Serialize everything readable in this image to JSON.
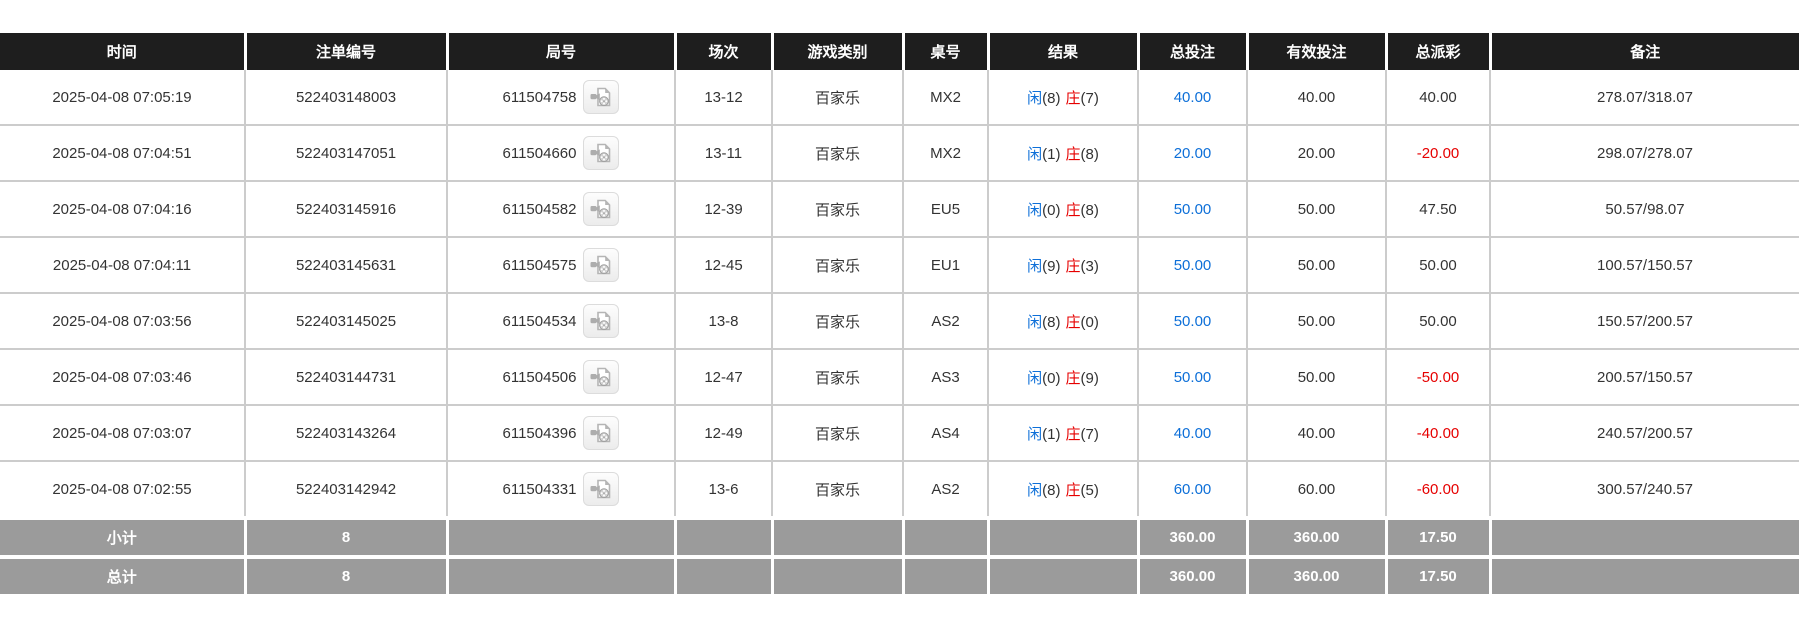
{
  "table": {
    "columns": [
      {
        "key": "time",
        "label": "时间"
      },
      {
        "key": "order_no",
        "label": "注单编号"
      },
      {
        "key": "round_no",
        "label": "局号"
      },
      {
        "key": "session",
        "label": "场次"
      },
      {
        "key": "game_type",
        "label": "游戏类别"
      },
      {
        "key": "table_no",
        "label": "桌号"
      },
      {
        "key": "result",
        "label": "结果"
      },
      {
        "key": "total_bet",
        "label": "总投注"
      },
      {
        "key": "valid_bet",
        "label": "有效投注"
      },
      {
        "key": "payout",
        "label": "总派彩"
      },
      {
        "key": "remark",
        "label": "备注"
      }
    ],
    "rows": [
      {
        "time": "2025-04-08 07:05:19",
        "order_no": "522403148003",
        "round_no": "611504758",
        "session": "13-12",
        "game_type": "百家乐",
        "table_no": "MX2",
        "result": {
          "player": "闲",
          "player_score": "(8)",
          "banker": "庄",
          "banker_score": "(7)"
        },
        "total_bet": "40.00",
        "valid_bet": "40.00",
        "payout": "40.00",
        "remark": "278.07/318.07"
      },
      {
        "time": "2025-04-08 07:04:51",
        "order_no": "522403147051",
        "round_no": "611504660",
        "session": "13-11",
        "game_type": "百家乐",
        "table_no": "MX2",
        "result": {
          "player": "闲",
          "player_score": "(1)",
          "banker": "庄",
          "banker_score": "(8)"
        },
        "total_bet": "20.00",
        "valid_bet": "20.00",
        "payout": "-20.00",
        "remark": "298.07/278.07"
      },
      {
        "time": "2025-04-08 07:04:16",
        "order_no": "522403145916",
        "round_no": "611504582",
        "session": "12-39",
        "game_type": "百家乐",
        "table_no": "EU5",
        "result": {
          "player": "闲",
          "player_score": "(0)",
          "banker": "庄",
          "banker_score": "(8)"
        },
        "total_bet": "50.00",
        "valid_bet": "50.00",
        "payout": "47.50",
        "remark": "50.57/98.07"
      },
      {
        "time": "2025-04-08 07:04:11",
        "order_no": "522403145631",
        "round_no": "611504575",
        "session": "12-45",
        "game_type": "百家乐",
        "table_no": "EU1",
        "result": {
          "player": "闲",
          "player_score": "(9)",
          "banker": "庄",
          "banker_score": "(3)"
        },
        "total_bet": "50.00",
        "valid_bet": "50.00",
        "payout": "50.00",
        "remark": "100.57/150.57"
      },
      {
        "time": "2025-04-08 07:03:56",
        "order_no": "522403145025",
        "round_no": "611504534",
        "session": "13-8",
        "game_type": "百家乐",
        "table_no": "AS2",
        "result": {
          "player": "闲",
          "player_score": "(8)",
          "banker": "庄",
          "banker_score": "(0)"
        },
        "total_bet": "50.00",
        "valid_bet": "50.00",
        "payout": "50.00",
        "remark": "150.57/200.57"
      },
      {
        "time": "2025-04-08 07:03:46",
        "order_no": "522403144731",
        "round_no": "611504506",
        "session": "12-47",
        "game_type": "百家乐",
        "table_no": "AS3",
        "result": {
          "player": "闲",
          "player_score": "(0)",
          "banker": "庄",
          "banker_score": "(9)"
        },
        "total_bet": "50.00",
        "valid_bet": "50.00",
        "payout": "-50.00",
        "remark": "200.57/150.57"
      },
      {
        "time": "2025-04-08 07:03:07",
        "order_no": "522403143264",
        "round_no": "611504396",
        "session": "12-49",
        "game_type": "百家乐",
        "table_no": "AS4",
        "result": {
          "player": "闲",
          "player_score": "(1)",
          "banker": "庄",
          "banker_score": "(7)"
        },
        "total_bet": "40.00",
        "valid_bet": "40.00",
        "payout": "-40.00",
        "remark": "240.57/200.57"
      },
      {
        "time": "2025-04-08 07:02:55",
        "order_no": "522403142942",
        "round_no": "611504331",
        "session": "13-6",
        "game_type": "百家乐",
        "table_no": "AS2",
        "result": {
          "player": "闲",
          "player_score": "(8)",
          "banker": "庄",
          "banker_score": "(5)"
        },
        "total_bet": "60.00",
        "valid_bet": "60.00",
        "payout": "-60.00",
        "remark": "300.57/240.57"
      }
    ],
    "summary": [
      {
        "label": "小计",
        "count": "8",
        "total_bet": "360.00",
        "valid_bet": "360.00",
        "payout": "17.50"
      },
      {
        "label": "总计",
        "count": "8",
        "total_bet": "360.00",
        "valid_bet": "360.00",
        "payout": "17.50"
      }
    ]
  },
  "icons": {
    "video_replay": "video-file-icon"
  },
  "colors": {
    "accent_blue": "#0d6fd8",
    "negative_red": "#e60000",
    "header_bg": "#1e1e1e",
    "summary_bg": "#9b9b9b",
    "grid_line": "#cccccc"
  }
}
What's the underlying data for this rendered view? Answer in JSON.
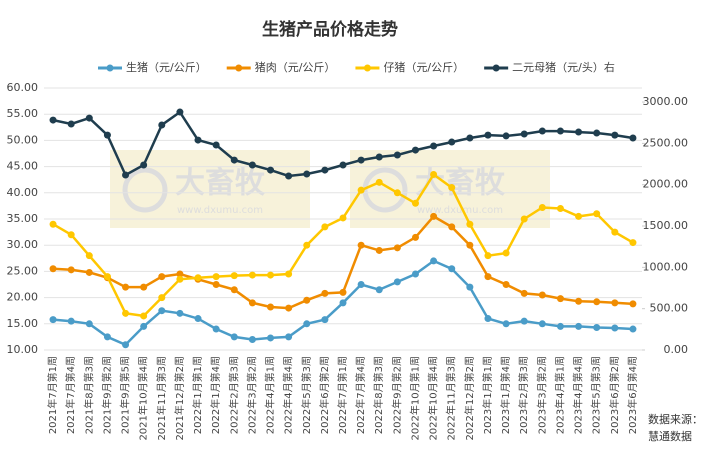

Required task -
Locate each line with the word "remark" and copy it.

Correct response -
        "key": "remark",
        "remark": "278.07/318.07"
        "remark": "298.07/278.07"
        "remark": "50.57/98.07"
        "remark": "100.57/150.57"
        "remark": "150.57/200.57"
        "remark": "200.57/150.57"
        "remark": "240.57/200.57"
        "remark": "300.57/240.57"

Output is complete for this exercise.